[What is required]: Could you print every record below exactly as it appears?

Collected data entries
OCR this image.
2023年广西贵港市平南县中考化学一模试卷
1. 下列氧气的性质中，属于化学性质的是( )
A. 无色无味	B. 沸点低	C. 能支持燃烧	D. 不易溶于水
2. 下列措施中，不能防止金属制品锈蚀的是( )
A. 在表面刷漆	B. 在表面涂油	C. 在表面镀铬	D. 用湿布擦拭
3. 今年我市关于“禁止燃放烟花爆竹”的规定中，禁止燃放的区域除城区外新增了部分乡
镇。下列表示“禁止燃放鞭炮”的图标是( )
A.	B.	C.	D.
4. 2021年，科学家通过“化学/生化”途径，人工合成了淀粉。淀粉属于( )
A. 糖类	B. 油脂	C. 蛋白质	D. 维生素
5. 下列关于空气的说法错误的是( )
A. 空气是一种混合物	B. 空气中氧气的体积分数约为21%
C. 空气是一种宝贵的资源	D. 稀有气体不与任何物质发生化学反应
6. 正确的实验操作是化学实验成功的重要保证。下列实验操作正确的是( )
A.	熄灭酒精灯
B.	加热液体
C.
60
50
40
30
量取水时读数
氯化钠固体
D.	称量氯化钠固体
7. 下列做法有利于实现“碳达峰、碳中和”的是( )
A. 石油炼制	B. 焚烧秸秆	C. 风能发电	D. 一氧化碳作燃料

[Answer below]:
OCR this image.
2023年广西贵港市平南县中考化学一模试卷
1. 下列氧气的性质中，属于化学性质的是( )
A. 无色无味	B. 沸点低	C. 能支持燃烧	D. 不易溶于水
2. 下列措施中，不能防止金属制品锈蚀的是( )
A. 在表面刷漆	B. 在表面涂油	C. 在表面镀铬	D. 用湿布擦拭
3. 今年我市关于“禁止燃放烟花爆竹”的规定中，禁止燃放的区域除城区外新增了部分乡
镇。下列表示“禁止燃放鞭炮”的图标是( )
A.	B.	C.	D.
4. 2021年，科学家通过“化学/生化”途径，人工合成了淀粉。淀粉属于( )
A. 糖类	B. 油脂	C. 蛋白质	D. 维生素
5. 下列关于空气的说法错误的是( )
A. 空气是一种混合物	B. 空气中氧气的体积分数约为21%
C. 空气是一种宝贵的资源	D. 稀有气体不与任何物质发生化学反应
6. 正确的实验操作是化学实验成功的重要保证。下列实验操作正确的是( )
A.	熄灭酒精灯
B.	加热液体
C.
60
50
40
30
量取水时读数
氯化钠固体
D.	称量氯化钠固体
7. 下列做法有利于实现“碳达峰、碳中和”的是( )
A. 石油炼制	B. 焚烧秸秆	C. 风能发电	D. 一氧化碳作燃料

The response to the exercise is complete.